* _Material for this exercise_
--- START ---
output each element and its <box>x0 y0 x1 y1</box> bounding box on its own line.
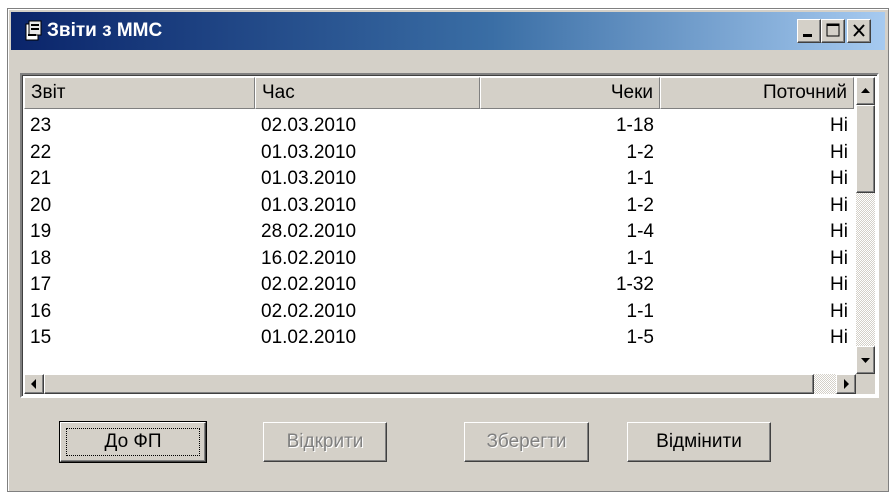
column-header-receipts[interactable]: Чеки <box>480 77 660 109</box>
horizontal-scroll-thumb[interactable] <box>44 374 814 394</box>
minimize-icon <box>803 34 812 37</box>
cell-receipts: 1-2 <box>626 194 654 216</box>
cancel-button[interactable]: Відмінити <box>627 422 771 462</box>
cell-report: 20 <box>30 194 52 216</box>
cell-report: 22 <box>30 141 52 163</box>
table-row[interactable]: 20 01.03.2010 1-2 Ні <box>24 193 854 220</box>
table-row[interactable]: 16 02.02.2010 1-1 Ні <box>24 299 854 326</box>
vertical-scroll-thumb[interactable] <box>856 105 875 193</box>
open-button[interactable]: Відкрити <box>263 422 387 462</box>
cell-report: 15 <box>30 327 52 348</box>
cell-receipts: 1-18 <box>615 115 654 136</box>
cell-receipts: 1-5 <box>626 327 654 348</box>
cell-time: 02.02.2010 <box>261 274 357 295</box>
cell-time: 01.03.2010 <box>261 194 357 216</box>
save-button[interactable]: Зберегти <box>464 422 589 462</box>
save-button-label: Зберегти <box>486 431 567 452</box>
cell-report: 18 <box>30 247 52 269</box>
cell-receipts: 1-2 <box>626 141 654 163</box>
close-button[interactable] <box>847 19 871 43</box>
cell-current: Ні <box>830 168 848 189</box>
cell-time: 02.03.2010 <box>261 115 357 136</box>
arrow-down-icon <box>861 358 870 363</box>
cancel-button-label: Відмінити <box>656 431 742 452</box>
scroll-left-button[interactable] <box>24 374 44 394</box>
table-row[interactable]: 21 01.03.2010 1-1 Ні <box>24 166 854 193</box>
cell-current: Ні <box>830 221 848 242</box>
scroll-right-button[interactable] <box>836 374 856 394</box>
cell-receipts: 1-1 <box>626 300 654 322</box>
table-row[interactable]: 17 02.02.2010 1-32 Ні <box>24 272 854 299</box>
cell-report: 19 <box>30 221 52 242</box>
scroll-down-button[interactable] <box>856 346 875 374</box>
cell-report: 23 <box>30 115 52 136</box>
minimize-button[interactable] <box>797 19 821 43</box>
arrow-up-icon <box>861 88 870 93</box>
table-row[interactable]: 22 01.03.2010 1-2 Ні <box>24 140 854 167</box>
scrollbar-corner <box>856 374 875 394</box>
cell-current: Ні <box>830 327 848 348</box>
reports-list[interactable]: Звіт Час Чеки Поточний 23 02.03.2010 1-1… <box>20 73 879 398</box>
cell-time: 01.03.2010 <box>261 168 357 189</box>
list-rows: 23 02.03.2010 1-18 Ні 22 01.03.2010 1-2 … <box>24 113 854 352</box>
cell-current: Ні <box>830 247 848 269</box>
table-row[interactable]: 15 01.02.2010 1-5 Ні <box>24 325 854 352</box>
cell-receipts: 1-32 <box>615 274 654 295</box>
table-row[interactable]: 19 28.02.2010 1-4 Ні <box>24 219 854 246</box>
list-header: Звіт Час Чеки Поточний <box>24 77 854 109</box>
arrow-left-icon <box>31 379 36 389</box>
focus-rectangle <box>66 428 200 456</box>
maximize-button[interactable] <box>821 19 845 43</box>
open-button-label: Відкрити <box>286 431 364 452</box>
cell-receipts: 1-1 <box>626 168 654 189</box>
reports-dialog: Звіти з ММС Звіт Час Чеки Поточний 23 02… <box>7 8 889 492</box>
table-row[interactable]: 23 02.03.2010 1-18 Ні <box>24 113 854 140</box>
cell-current: Ні <box>830 194 848 216</box>
title-bar[interactable]: Звіти з ММС <box>11 12 885 50</box>
vertical-scrollbar[interactable] <box>856 77 875 374</box>
cell-receipts: 1-1 <box>626 247 654 269</box>
scroll-up-button[interactable] <box>856 77 875 105</box>
cell-receipts: 1-4 <box>626 221 654 242</box>
cell-time: 02.02.2010 <box>261 300 357 322</box>
cell-time: 28.02.2010 <box>261 221 357 242</box>
maximize-icon <box>826 23 840 37</box>
arrow-right-icon <box>844 379 849 389</box>
column-header-report[interactable]: Звіт <box>24 77 255 109</box>
cell-current: Ні <box>830 141 848 163</box>
app-document-icon <box>23 20 43 42</box>
cell-report: 16 <box>30 300 52 322</box>
cell-current: Ні <box>830 115 848 136</box>
table-row[interactable]: 18 16.02.2010 1-1 Ні <box>24 246 854 273</box>
cell-current: Ні <box>830 274 848 295</box>
horizontal-scrollbar[interactable] <box>24 374 856 394</box>
cell-report: 17 <box>30 274 52 295</box>
window-title: Звіти з ММС <box>47 20 163 41</box>
cell-time: 01.02.2010 <box>261 327 357 348</box>
column-header-time[interactable]: Час <box>255 77 480 109</box>
to-fp-button[interactable]: До ФП <box>59 421 207 463</box>
cell-time: 16.02.2010 <box>261 247 357 269</box>
cell-report: 21 <box>30 168 52 189</box>
column-header-current[interactable]: Поточний <box>660 77 854 109</box>
cell-current: Ні <box>830 300 848 322</box>
close-icon <box>853 24 865 37</box>
cell-time: 01.03.2010 <box>261 141 357 163</box>
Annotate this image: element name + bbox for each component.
--- END ---
* _Exercise aim_
Copy all of the records above line for line, leaving out the pictures.

* _Completed exercise_
output each element and its <box>x0 y0 x1 y1</box> bounding box on its own line.
column-header-receipts[interactable]: Чеки <box>480 77 660 109</box>
horizontal-scroll-thumb[interactable] <box>44 374 814 394</box>
minimize-icon <box>803 34 812 37</box>
cell-receipts: 1-2 <box>626 194 654 216</box>
cancel-button[interactable]: Відмінити <box>627 422 771 462</box>
cell-report: 20 <box>30 194 52 216</box>
cell-report: 22 <box>30 141 52 163</box>
table-row[interactable]: 20 01.03.2010 1-2 Ні <box>24 193 854 220</box>
table-row[interactable]: 16 02.02.2010 1-1 Ні <box>24 299 854 326</box>
vertical-scroll-thumb[interactable] <box>856 105 875 193</box>
open-button[interactable]: Відкрити <box>263 422 387 462</box>
cell-report: 15 <box>30 327 52 348</box>
cell-receipts: 1-18 <box>615 115 654 136</box>
cell-receipts: 1-5 <box>626 327 654 348</box>
cell-time: 02.02.2010 <box>261 274 357 295</box>
cell-time: 01.03.2010 <box>261 194 357 216</box>
save-button[interactable]: Зберегти <box>464 422 589 462</box>
save-button-label: Зберегти <box>486 431 567 452</box>
cell-report: 18 <box>30 247 52 269</box>
cell-receipts: 1-2 <box>626 141 654 163</box>
close-button[interactable] <box>847 19 871 43</box>
cell-current: Ні <box>830 168 848 189</box>
cell-time: 02.03.2010 <box>261 115 357 136</box>
arrow-down-icon <box>861 358 870 363</box>
cancel-button-label: Відмінити <box>656 431 742 452</box>
scroll-left-button[interactable] <box>24 374 44 394</box>
table-row[interactable]: 21 01.03.2010 1-1 Ні <box>24 166 854 193</box>
cell-current: Ні <box>830 221 848 242</box>
scroll-right-button[interactable] <box>836 374 856 394</box>
cell-receipts: 1-1 <box>626 300 654 322</box>
table-row[interactable]: 17 02.02.2010 1-32 Ні <box>24 272 854 299</box>
cell-report: 19 <box>30 221 52 242</box>
scroll-down-button[interactable] <box>856 346 875 374</box>
cell-report: 23 <box>30 115 52 136</box>
minimize-button[interactable] <box>797 19 821 43</box>
arrow-up-icon <box>861 88 870 93</box>
table-row[interactable]: 22 01.03.2010 1-2 Ні <box>24 140 854 167</box>
scrollbar-corner <box>856 374 875 394</box>
cell-current: Ні <box>830 327 848 348</box>
reports-list[interactable]: Звіт Час Чеки Поточний 23 02.03.2010 1-1… <box>20 73 879 398</box>
cell-time: 01.03.2010 <box>261 168 357 189</box>
list-rows: 23 02.03.2010 1-18 Ні 22 01.03.2010 1-2 … <box>24 113 854 352</box>
cell-current: Ні <box>830 247 848 269</box>
table-row[interactable]: 15 01.02.2010 1-5 Ні <box>24 325 854 352</box>
cell-receipts: 1-32 <box>615 274 654 295</box>
table-row[interactable]: 19 28.02.2010 1-4 Ні <box>24 219 854 246</box>
list-header: Звіт Час Чеки Поточний <box>24 77 854 109</box>
arrow-left-icon <box>31 379 36 389</box>
focus-rectangle <box>66 428 200 456</box>
maximize-button[interactable] <box>821 19 845 43</box>
open-button-label: Відкрити <box>286 431 364 452</box>
cell-receipts: 1-1 <box>626 168 654 189</box>
reports-dialog: Звіти з ММС Звіт Час Чеки Поточний 23 02… <box>7 8 889 492</box>
table-row[interactable]: 23 02.03.2010 1-18 Ні <box>24 113 854 140</box>
cell-current: Ні <box>830 194 848 216</box>
title-bar[interactable]: Звіти з ММС <box>11 12 885 50</box>
vertical-scrollbar[interactable] <box>856 77 875 374</box>
cell-receipts: 1-1 <box>626 247 654 269</box>
scroll-up-button[interactable] <box>856 77 875 105</box>
cell-receipts: 1-4 <box>626 221 654 242</box>
cell-time: 02.02.2010 <box>261 300 357 322</box>
cell-time: 28.02.2010 <box>261 221 357 242</box>
maximize-icon <box>826 23 840 37</box>
arrow-right-icon <box>844 379 849 389</box>
column-header-report[interactable]: Звіт <box>24 77 255 109</box>
cell-current: Ні <box>830 141 848 163</box>
app-document-icon <box>23 20 43 42</box>
cell-report: 16 <box>30 300 52 322</box>
cell-current: Ні <box>830 115 848 136</box>
table-row[interactable]: 18 16.02.2010 1-1 Ні <box>24 246 854 273</box>
cell-current: Ні <box>830 274 848 295</box>
horizontal-scrollbar[interactable] <box>24 374 856 394</box>
cell-report: 17 <box>30 274 52 295</box>
window-title: Звіти з ММС <box>47 20 163 41</box>
cell-time: 01.02.2010 <box>261 327 357 348</box>
column-header-time[interactable]: Час <box>255 77 480 109</box>
to-fp-button[interactable]: До ФП <box>59 421 207 463</box>
cell-time: 16.02.2010 <box>261 247 357 269</box>
cell-report: 21 <box>30 168 52 189</box>
column-header-current[interactable]: Поточний <box>660 77 854 109</box>
cell-current: Ні <box>830 300 848 322</box>
close-icon <box>853 24 865 37</box>
cell-time: 01.03.2010 <box>261 141 357 163</box>
Annotate this image: element name + bbox for each component.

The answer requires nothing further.